Region annotation records
○ ○ ○ ○
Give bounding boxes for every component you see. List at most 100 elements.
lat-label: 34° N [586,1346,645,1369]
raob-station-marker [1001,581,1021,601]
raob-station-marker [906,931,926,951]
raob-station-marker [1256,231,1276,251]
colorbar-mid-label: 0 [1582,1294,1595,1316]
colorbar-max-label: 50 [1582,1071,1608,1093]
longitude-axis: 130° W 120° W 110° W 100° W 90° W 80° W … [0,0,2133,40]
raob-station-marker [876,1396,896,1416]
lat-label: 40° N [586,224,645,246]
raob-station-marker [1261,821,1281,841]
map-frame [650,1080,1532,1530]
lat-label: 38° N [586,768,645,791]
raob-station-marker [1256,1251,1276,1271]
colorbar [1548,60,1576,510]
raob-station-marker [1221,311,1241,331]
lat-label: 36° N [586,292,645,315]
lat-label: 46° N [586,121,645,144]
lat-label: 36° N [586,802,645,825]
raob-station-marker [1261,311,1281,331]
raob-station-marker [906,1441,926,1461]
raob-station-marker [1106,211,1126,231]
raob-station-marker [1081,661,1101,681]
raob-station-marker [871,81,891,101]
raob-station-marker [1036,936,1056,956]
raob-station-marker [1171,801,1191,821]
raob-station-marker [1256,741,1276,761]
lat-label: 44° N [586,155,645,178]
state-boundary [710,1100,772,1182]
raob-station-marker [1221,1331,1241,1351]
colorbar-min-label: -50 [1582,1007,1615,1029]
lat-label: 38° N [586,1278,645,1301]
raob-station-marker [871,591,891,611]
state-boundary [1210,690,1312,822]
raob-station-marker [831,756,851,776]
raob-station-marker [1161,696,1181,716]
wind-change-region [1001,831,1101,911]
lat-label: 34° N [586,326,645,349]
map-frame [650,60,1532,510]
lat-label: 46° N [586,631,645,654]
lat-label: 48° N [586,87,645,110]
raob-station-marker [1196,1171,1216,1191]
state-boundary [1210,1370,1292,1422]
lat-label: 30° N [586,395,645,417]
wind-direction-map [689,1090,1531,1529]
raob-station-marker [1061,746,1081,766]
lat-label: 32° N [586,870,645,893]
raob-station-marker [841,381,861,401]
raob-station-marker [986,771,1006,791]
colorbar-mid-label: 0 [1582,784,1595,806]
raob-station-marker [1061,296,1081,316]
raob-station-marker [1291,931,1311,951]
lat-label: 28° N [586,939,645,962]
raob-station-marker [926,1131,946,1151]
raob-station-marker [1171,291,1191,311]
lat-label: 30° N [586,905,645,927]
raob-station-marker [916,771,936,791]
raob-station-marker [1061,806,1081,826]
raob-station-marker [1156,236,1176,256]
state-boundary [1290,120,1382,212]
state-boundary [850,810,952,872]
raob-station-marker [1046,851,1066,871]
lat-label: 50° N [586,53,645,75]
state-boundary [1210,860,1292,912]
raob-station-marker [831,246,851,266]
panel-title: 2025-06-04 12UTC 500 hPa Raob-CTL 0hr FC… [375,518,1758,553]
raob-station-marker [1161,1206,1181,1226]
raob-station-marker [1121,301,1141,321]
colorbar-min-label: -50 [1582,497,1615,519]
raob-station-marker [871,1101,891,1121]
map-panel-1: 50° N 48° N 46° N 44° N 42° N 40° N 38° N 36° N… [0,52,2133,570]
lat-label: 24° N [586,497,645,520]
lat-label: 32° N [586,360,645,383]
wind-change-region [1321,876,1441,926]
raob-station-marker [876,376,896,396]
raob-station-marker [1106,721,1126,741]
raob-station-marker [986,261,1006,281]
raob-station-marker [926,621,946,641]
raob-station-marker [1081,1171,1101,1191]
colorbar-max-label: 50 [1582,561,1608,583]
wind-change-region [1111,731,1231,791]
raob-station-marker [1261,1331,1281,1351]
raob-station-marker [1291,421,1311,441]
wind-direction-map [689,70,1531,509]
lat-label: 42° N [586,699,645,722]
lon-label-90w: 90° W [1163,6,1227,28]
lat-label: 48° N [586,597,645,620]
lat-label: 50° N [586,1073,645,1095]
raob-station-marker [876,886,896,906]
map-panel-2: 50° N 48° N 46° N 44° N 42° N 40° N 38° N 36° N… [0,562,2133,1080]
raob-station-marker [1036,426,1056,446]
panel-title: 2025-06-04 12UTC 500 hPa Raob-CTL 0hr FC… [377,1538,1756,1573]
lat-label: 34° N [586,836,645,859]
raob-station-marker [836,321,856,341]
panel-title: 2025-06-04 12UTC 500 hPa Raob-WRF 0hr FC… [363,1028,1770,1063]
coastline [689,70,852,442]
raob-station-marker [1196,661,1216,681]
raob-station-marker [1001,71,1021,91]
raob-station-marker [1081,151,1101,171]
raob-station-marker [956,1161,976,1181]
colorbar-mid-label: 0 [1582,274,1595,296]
○ ○ ○ ○
== Exercise brief ==
Could you write out every line of the records above, unchanged?

== Output ==
Give bounding boxes for every component you see. List at most 100 elements.
lat-label: 34° N [586,1346,645,1369]
raob-station-marker [1001,581,1021,601]
raob-station-marker [906,931,926,951]
raob-station-marker [1256,231,1276,251]
colorbar-mid-label: 0 [1582,1294,1595,1316]
colorbar-max-label: 50 [1582,1071,1608,1093]
longitude-axis: 130° W 120° W 110° W 100° W 90° W 80° W … [0,0,2133,40]
raob-station-marker [876,1396,896,1416]
lat-label: 40° N [586,224,645,246]
raob-station-marker [1261,821,1281,841]
map-frame [650,1080,1532,1530]
lat-label: 38° N [586,768,645,791]
raob-station-marker [1256,1251,1276,1271]
colorbar [1548,60,1576,510]
raob-station-marker [1221,311,1241,331]
lat-label: 36° N [586,292,645,315]
lat-label: 46° N [586,121,645,144]
lat-label: 36° N [586,802,645,825]
raob-station-marker [1261,311,1281,331]
raob-station-marker [906,1441,926,1461]
raob-station-marker [1106,211,1126,231]
raob-station-marker [1081,661,1101,681]
raob-station-marker [871,81,891,101]
raob-station-marker [1036,936,1056,956]
raob-station-marker [1171,801,1191,821]
raob-station-marker [1256,741,1276,761]
lat-label: 44° N [586,155,645,178]
state-boundary [710,1100,772,1182]
raob-station-marker [1221,1331,1241,1351]
colorbar-min-label: -50 [1582,1007,1615,1029]
lat-label: 38° N [586,1278,645,1301]
raob-station-marker [871,591,891,611]
state-boundary [1210,690,1312,822]
raob-station-marker [831,756,851,776]
raob-station-marker [1161,696,1181,716]
wind-change-region [1001,831,1101,911]
lat-label: 34° N [586,326,645,349]
map-frame [650,60,1532,510]
lat-label: 46° N [586,631,645,654]
lat-label: 48° N [586,87,645,110]
raob-station-marker [1196,1171,1216,1191]
state-boundary [1210,1370,1292,1422]
lat-label: 30° N [586,395,645,417]
wind-direction-map [689,1090,1531,1529]
raob-station-marker [1061,746,1081,766]
lat-label: 32° N [586,870,645,893]
raob-station-marker [841,381,861,401]
raob-station-marker [986,771,1006,791]
colorbar-mid-label: 0 [1582,784,1595,806]
raob-station-marker [1061,296,1081,316]
raob-station-marker [1291,931,1311,951]
lat-label: 28° N [586,939,645,962]
raob-station-marker [926,1131,946,1151]
raob-station-marker [1171,291,1191,311]
lat-label: 30° N [586,905,645,927]
raob-station-marker [916,771,936,791]
raob-station-marker [1061,806,1081,826]
raob-station-marker [1156,236,1176,256]
state-boundary [1290,120,1382,212]
state-boundary [850,810,952,872]
raob-station-marker [1046,851,1066,871]
lat-label: 50° N [586,53,645,75]
state-boundary [1210,860,1292,912]
raob-station-marker [831,246,851,266]
panel-title: 2025-06-04 12UTC 500 hPa Raob-CTL 0hr FC… [375,518,1758,553]
raob-station-marker [1161,1206,1181,1226]
raob-station-marker [1121,301,1141,321]
colorbar-min-label: -50 [1582,497,1615,519]
raob-station-marker [871,1101,891,1121]
map-panel-1: 50° N 48° N 46° N 44° N 42° N 40° N 38° N 36° N… [0,52,2133,570]
lat-label: 24° N [586,497,645,520]
lat-label: 32° N [586,360,645,383]
wind-change-region [1321,876,1441,926]
raob-station-marker [876,376,896,396]
raob-station-marker [1106,721,1126,741]
raob-station-marker [986,261,1006,281]
raob-station-marker [926,621,946,641]
raob-station-marker [1081,1171,1101,1191]
colorbar-max-label: 50 [1582,561,1608,583]
wind-change-region [1111,731,1231,791]
raob-station-marker [1261,1331,1281,1351]
raob-station-marker [1291,421,1311,441]
wind-direction-map [689,70,1531,509]
lat-label: 42° N [586,699,645,722]
lon-label-90w: 90° W [1163,6,1227,28]
lat-label: 48° N [586,597,645,620]
lat-label: 50° N [586,1073,645,1095]
raob-station-marker [876,886,896,906]
map-panel-2: 50° N 48° N 46° N 44° N 42° N 40° N 38° N 36° N… [0,562,2133,1080]
raob-station-marker [1036,426,1056,446]
panel-title: 2025-06-04 12UTC 500 hPa Raob-CTL 0hr FC… [377,1538,1756,1573]
lat-label: 34° N [586,836,645,859]
raob-station-marker [836,321,856,341]
panel-title: 2025-06-04 12UTC 500 hPa Raob-WRF 0hr FC… [363,1028,1770,1063]
coastline [689,70,852,442]
raob-station-marker [1196,661,1216,681]
raob-station-marker [1001,71,1021,91]
raob-station-marker [1081,151,1101,171]
raob-station-marker [956,1161,976,1181]
colorbar-mid-label: 0 [1582,274,1595,296]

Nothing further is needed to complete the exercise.